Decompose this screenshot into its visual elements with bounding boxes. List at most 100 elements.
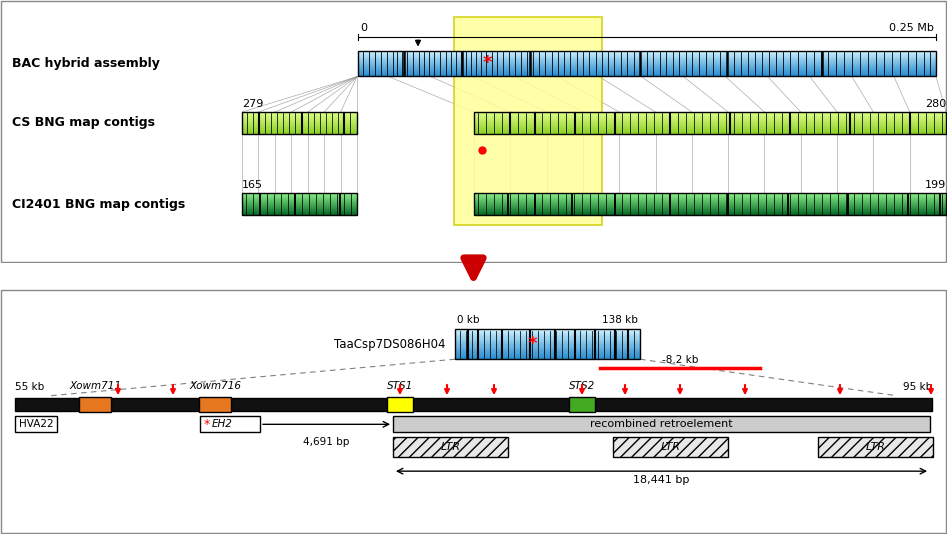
Bar bbox=[474, 129, 946, 130]
Bar bbox=[242, 193, 357, 194]
Bar bbox=[569, 397, 595, 412]
Text: 199: 199 bbox=[925, 180, 946, 190]
Bar bbox=[455, 356, 640, 357]
Bar bbox=[242, 210, 357, 211]
Bar bbox=[242, 213, 357, 214]
Bar bbox=[455, 334, 640, 335]
Bar bbox=[242, 195, 357, 197]
Text: *: * bbox=[527, 335, 537, 354]
Text: BAC hybrid assembly: BAC hybrid assembly bbox=[12, 57, 160, 70]
Bar bbox=[474, 113, 946, 114]
Bar bbox=[455, 331, 640, 332]
Bar bbox=[474, 205, 946, 206]
Bar bbox=[474, 116, 946, 117]
Bar bbox=[474, 193, 946, 215]
Bar bbox=[242, 113, 357, 114]
Bar bbox=[474, 114, 946, 115]
Bar bbox=[242, 205, 357, 206]
Bar bbox=[200, 417, 260, 433]
Bar bbox=[358, 53, 936, 54]
Bar bbox=[474, 121, 946, 122]
Bar bbox=[455, 350, 640, 351]
Bar bbox=[474, 115, 946, 116]
Bar bbox=[387, 397, 413, 412]
Bar bbox=[242, 202, 357, 203]
Text: 18,441 bp: 18,441 bp bbox=[634, 475, 689, 484]
Bar bbox=[474, 214, 946, 215]
Bar bbox=[474, 117, 946, 118]
Bar bbox=[455, 354, 640, 355]
Bar bbox=[242, 132, 357, 133]
Bar bbox=[474, 127, 946, 128]
Bar bbox=[455, 329, 640, 331]
Bar bbox=[242, 209, 357, 210]
Bar bbox=[242, 199, 357, 200]
Bar bbox=[455, 336, 640, 337]
Bar bbox=[455, 342, 640, 343]
Text: recombined retroelement: recombined retroelement bbox=[590, 419, 733, 429]
Bar bbox=[455, 329, 640, 359]
Bar bbox=[242, 116, 357, 117]
Bar bbox=[474, 112, 946, 113]
Text: TaaCsp7DS086H04: TaaCsp7DS086H04 bbox=[333, 338, 445, 351]
Bar bbox=[242, 117, 357, 118]
Bar bbox=[358, 75, 936, 76]
Bar bbox=[474, 195, 946, 197]
Text: CS BNG map contigs: CS BNG map contigs bbox=[12, 116, 155, 129]
Bar bbox=[455, 345, 640, 347]
Text: 138 kb: 138 kb bbox=[602, 315, 638, 325]
Bar bbox=[455, 341, 640, 342]
Bar bbox=[474, 112, 946, 134]
Text: Xowm716: Xowm716 bbox=[189, 381, 241, 391]
Bar bbox=[455, 332, 640, 333]
Bar bbox=[242, 198, 357, 199]
Text: LTR: LTR bbox=[440, 442, 460, 452]
Bar bbox=[242, 131, 357, 132]
Text: *: * bbox=[482, 54, 491, 73]
Bar bbox=[242, 126, 357, 127]
Bar bbox=[455, 355, 640, 356]
Bar bbox=[455, 344, 640, 345]
Bar bbox=[242, 211, 357, 212]
Bar bbox=[393, 437, 508, 458]
Bar bbox=[242, 115, 357, 116]
Bar bbox=[474, 202, 946, 203]
Bar bbox=[242, 133, 357, 134]
Bar bbox=[474, 126, 946, 127]
Bar bbox=[455, 337, 640, 339]
Bar bbox=[15, 398, 932, 411]
Bar bbox=[474, 193, 946, 194]
Bar bbox=[242, 129, 357, 130]
Bar bbox=[358, 61, 936, 62]
Text: 280: 280 bbox=[925, 99, 946, 109]
Bar bbox=[474, 194, 946, 195]
Text: *: * bbox=[204, 418, 210, 431]
Bar bbox=[358, 72, 936, 73]
Bar bbox=[358, 58, 936, 59]
Text: 0 kb: 0 kb bbox=[457, 315, 479, 325]
Bar bbox=[474, 211, 946, 212]
Bar bbox=[242, 130, 357, 131]
Bar bbox=[242, 112, 357, 113]
Bar bbox=[358, 60, 936, 61]
Bar bbox=[358, 52, 936, 53]
Bar bbox=[474, 125, 946, 126]
Bar bbox=[242, 119, 357, 120]
Bar bbox=[474, 204, 946, 205]
Text: HVA22: HVA22 bbox=[19, 419, 53, 429]
Bar bbox=[242, 208, 357, 209]
Bar bbox=[474, 132, 946, 133]
Bar bbox=[455, 351, 640, 352]
Bar bbox=[474, 198, 946, 199]
Bar bbox=[474, 118, 946, 119]
Bar bbox=[79, 397, 111, 412]
Text: CI2401 BNG map contigs: CI2401 BNG map contigs bbox=[12, 198, 186, 211]
Bar bbox=[474, 123, 946, 124]
Text: 165: 165 bbox=[242, 180, 263, 190]
Bar bbox=[242, 203, 357, 204]
Bar bbox=[242, 127, 357, 128]
Bar bbox=[242, 125, 357, 126]
Bar bbox=[613, 437, 728, 458]
Text: LTR: LTR bbox=[660, 442, 681, 452]
Bar bbox=[474, 203, 946, 204]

----

- [Aim of the exercise]: Copy every line of the material above verbatim, and leave the pictures out of your answer.

- [Answer for the task]:
Decompose this screenshot into its visual elements with bounding boxes. List at most 100 elements.
Bar bbox=[474, 129, 946, 130]
Bar bbox=[242, 193, 357, 194]
Bar bbox=[569, 397, 595, 412]
Text: 199: 199 bbox=[925, 180, 946, 190]
Bar bbox=[455, 356, 640, 357]
Bar bbox=[242, 210, 357, 211]
Bar bbox=[242, 213, 357, 214]
Bar bbox=[455, 334, 640, 335]
Bar bbox=[242, 195, 357, 197]
Text: *: * bbox=[527, 335, 537, 354]
Text: BAC hybrid assembly: BAC hybrid assembly bbox=[12, 57, 160, 70]
Bar bbox=[474, 113, 946, 114]
Bar bbox=[455, 331, 640, 332]
Bar bbox=[474, 205, 946, 206]
Bar bbox=[474, 116, 946, 117]
Bar bbox=[474, 193, 946, 215]
Bar bbox=[242, 113, 357, 114]
Bar bbox=[474, 114, 946, 115]
Bar bbox=[242, 205, 357, 206]
Bar bbox=[200, 417, 260, 433]
Bar bbox=[358, 53, 936, 54]
Bar bbox=[474, 121, 946, 122]
Bar bbox=[455, 350, 640, 351]
Bar bbox=[474, 115, 946, 116]
Bar bbox=[387, 397, 413, 412]
Bar bbox=[242, 202, 357, 203]
Text: 18,441 bp: 18,441 bp bbox=[634, 475, 689, 484]
Bar bbox=[474, 214, 946, 215]
Bar bbox=[474, 117, 946, 118]
Bar bbox=[455, 354, 640, 355]
Bar bbox=[242, 132, 357, 133]
Bar bbox=[474, 127, 946, 128]
Bar bbox=[455, 329, 640, 331]
Bar bbox=[242, 209, 357, 210]
Bar bbox=[242, 199, 357, 200]
Bar bbox=[455, 336, 640, 337]
Bar bbox=[455, 342, 640, 343]
Text: recombined retroelement: recombined retroelement bbox=[590, 419, 733, 429]
Bar bbox=[455, 329, 640, 359]
Bar bbox=[242, 116, 357, 117]
Bar bbox=[474, 112, 946, 113]
Text: TaaCsp7DS086H04: TaaCsp7DS086H04 bbox=[333, 338, 445, 351]
Bar bbox=[242, 117, 357, 118]
Bar bbox=[358, 75, 936, 76]
Bar bbox=[474, 195, 946, 197]
Text: CS BNG map contigs: CS BNG map contigs bbox=[12, 116, 155, 129]
Bar bbox=[455, 345, 640, 347]
Text: 138 kb: 138 kb bbox=[602, 315, 638, 325]
Bar bbox=[455, 341, 640, 342]
Bar bbox=[474, 112, 946, 134]
Text: Xowm716: Xowm716 bbox=[189, 381, 241, 391]
Bar bbox=[455, 332, 640, 333]
Bar bbox=[242, 198, 357, 199]
Text: LTR: LTR bbox=[440, 442, 460, 452]
Bar bbox=[242, 131, 357, 132]
Text: *: * bbox=[482, 54, 491, 73]
Bar bbox=[242, 126, 357, 127]
Bar bbox=[455, 355, 640, 356]
Bar bbox=[455, 344, 640, 345]
Bar bbox=[242, 211, 357, 212]
Bar bbox=[393, 437, 508, 458]
Bar bbox=[242, 115, 357, 116]
Bar bbox=[474, 202, 946, 203]
Bar bbox=[242, 133, 357, 134]
Bar bbox=[474, 126, 946, 127]
Bar bbox=[455, 337, 640, 339]
Bar bbox=[15, 398, 932, 411]
Bar bbox=[474, 193, 946, 194]
Bar bbox=[242, 129, 357, 130]
Bar bbox=[358, 61, 936, 62]
Text: 280: 280 bbox=[925, 99, 946, 109]
Bar bbox=[474, 194, 946, 195]
Text: *: * bbox=[204, 418, 210, 431]
Bar bbox=[358, 72, 936, 73]
Bar bbox=[358, 58, 936, 59]
Text: 0 kb: 0 kb bbox=[457, 315, 479, 325]
Bar bbox=[474, 211, 946, 212]
Bar bbox=[242, 130, 357, 131]
Bar bbox=[242, 112, 357, 113]
Bar bbox=[358, 60, 936, 61]
Bar bbox=[358, 52, 936, 53]
Bar bbox=[474, 125, 946, 126]
Bar bbox=[242, 119, 357, 120]
Bar bbox=[474, 204, 946, 205]
Text: HVA22: HVA22 bbox=[19, 419, 53, 429]
Bar bbox=[242, 208, 357, 209]
Bar bbox=[474, 132, 946, 133]
Bar bbox=[455, 351, 640, 352]
Bar bbox=[474, 198, 946, 199]
Bar bbox=[474, 118, 946, 119]
Bar bbox=[79, 397, 111, 412]
Text: CI2401 BNG map contigs: CI2401 BNG map contigs bbox=[12, 198, 186, 211]
Bar bbox=[474, 123, 946, 124]
Text: 165: 165 bbox=[242, 180, 263, 190]
Bar bbox=[242, 203, 357, 204]
Bar bbox=[242, 127, 357, 128]
Bar bbox=[242, 125, 357, 126]
Bar bbox=[613, 437, 728, 458]
Text: LTR: LTR bbox=[660, 442, 681, 452]
Bar bbox=[474, 203, 946, 204]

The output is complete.